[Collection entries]
────────────────
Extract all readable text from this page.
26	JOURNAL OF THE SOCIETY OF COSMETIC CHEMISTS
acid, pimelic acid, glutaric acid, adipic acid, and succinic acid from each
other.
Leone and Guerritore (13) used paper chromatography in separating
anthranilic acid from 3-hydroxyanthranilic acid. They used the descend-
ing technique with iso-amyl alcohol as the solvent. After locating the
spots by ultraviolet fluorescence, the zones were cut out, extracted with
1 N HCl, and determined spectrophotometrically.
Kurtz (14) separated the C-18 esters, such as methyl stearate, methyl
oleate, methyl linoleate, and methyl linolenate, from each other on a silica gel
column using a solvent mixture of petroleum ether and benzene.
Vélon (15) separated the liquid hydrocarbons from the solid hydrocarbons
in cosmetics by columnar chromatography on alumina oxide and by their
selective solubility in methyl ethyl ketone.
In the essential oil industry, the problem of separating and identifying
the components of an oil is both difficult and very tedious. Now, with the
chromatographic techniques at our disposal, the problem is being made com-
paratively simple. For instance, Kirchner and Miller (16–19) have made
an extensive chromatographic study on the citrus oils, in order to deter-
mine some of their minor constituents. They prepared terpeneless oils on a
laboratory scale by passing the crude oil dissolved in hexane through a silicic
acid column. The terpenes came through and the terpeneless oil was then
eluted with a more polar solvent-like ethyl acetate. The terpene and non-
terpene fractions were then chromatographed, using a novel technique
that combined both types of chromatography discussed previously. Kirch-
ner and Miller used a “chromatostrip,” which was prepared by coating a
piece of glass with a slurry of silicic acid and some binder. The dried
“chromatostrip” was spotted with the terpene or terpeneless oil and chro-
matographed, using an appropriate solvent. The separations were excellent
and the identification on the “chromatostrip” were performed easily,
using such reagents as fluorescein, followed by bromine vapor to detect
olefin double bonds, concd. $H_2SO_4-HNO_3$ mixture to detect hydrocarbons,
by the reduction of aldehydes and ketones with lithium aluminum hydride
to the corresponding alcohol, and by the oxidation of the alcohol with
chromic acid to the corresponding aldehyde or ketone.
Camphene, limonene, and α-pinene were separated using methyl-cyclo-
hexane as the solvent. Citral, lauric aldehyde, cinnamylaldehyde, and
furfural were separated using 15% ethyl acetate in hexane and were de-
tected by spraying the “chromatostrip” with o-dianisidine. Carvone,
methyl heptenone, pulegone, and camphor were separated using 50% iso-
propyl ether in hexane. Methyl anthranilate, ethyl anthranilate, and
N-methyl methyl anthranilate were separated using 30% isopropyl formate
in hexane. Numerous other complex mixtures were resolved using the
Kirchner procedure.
────────────────
» What needs to be done
The lines above should be duplicated exactly.

» Solution for this problem
Extract all readable text from this page.
26	JOURNAL OF THE SOCIETY OF COSMETIC CHEMISTS
acid, pimelic acid, glutaric acid, adipic acid, and succinic acid from each
other.
Leone and Guerritore (13) used paper chromatography in separating
anthranilic acid from 3-hydroxyanthranilic acid. They used the descend-
ing technique with iso-amyl alcohol as the solvent. After locating the
spots by ultraviolet fluorescence, the zones were cut out, extracted with
1 N HCl, and determined spectrophotometrically.
Kurtz (14) separated the C-18 esters, such as methyl stearate, methyl
oleate, methyl linoleate, and methyl linolenate, from each other on a silica gel
column using a solvent mixture of petroleum ether and benzene.
Vélon (15) separated the liquid hydrocarbons from the solid hydrocarbons
in cosmetics by columnar chromatography on alumina oxide and by their
selective solubility in methyl ethyl ketone.
In the essential oil industry, the problem of separating and identifying
the components of an oil is both difficult and very tedious. Now, with the
chromatographic techniques at our disposal, the problem is being made com-
paratively simple. For instance, Kirchner and Miller (16–19) have made
an extensive chromatographic study on the citrus oils, in order to deter-
mine some of their minor constituents. They prepared terpeneless oils on a
laboratory scale by passing the crude oil dissolved in hexane through a silicic
acid column. The terpenes came through and the terpeneless oil was then
eluted with a more polar solvent-like ethyl acetate. The terpene and non-
terpene fractions were then chromatographed, using a novel technique
that combined both types of chromatography discussed previously. Kirch-
ner and Miller used a “chromatostrip,” which was prepared by coating a
piece of glass with a slurry of silicic acid and some binder. The dried
“chromatostrip” was spotted with the terpene or terpeneless oil and chro-
matographed, using an appropriate solvent. The separations were excellent
and the identification on the “chromatostrip” were performed easily,
using such reagents as fluorescein, followed by bromine vapor to detect
olefin double bonds, concd. $H_2SO_4-HNO_3$ mixture to detect hydrocarbons,
by the reduction of aldehydes and ketones with lithium aluminum hydride
to the corresponding alcohol, and by the oxidation of the alcohol with
chromic acid to the corresponding aldehyde or ketone.
Camphene, limonene, and α-pinene were separated using methyl-cyclo-
hexane as the solvent. Citral, lauric aldehyde, cinnamylaldehyde, and
furfural were separated using 15% ethyl acetate in hexane and were de-
tected by spraying the “chromatostrip” with o-dianisidine. Carvone,
methyl heptenone, pulegone, and camphor were separated using 50% iso-
propyl ether in hexane. Methyl anthranilate, ethyl anthranilate, and
N-methyl methyl anthranilate were separated using 30% isopropyl formate
in hexane. Numerous other complex mixtures were resolved using the
Kirchner procedure.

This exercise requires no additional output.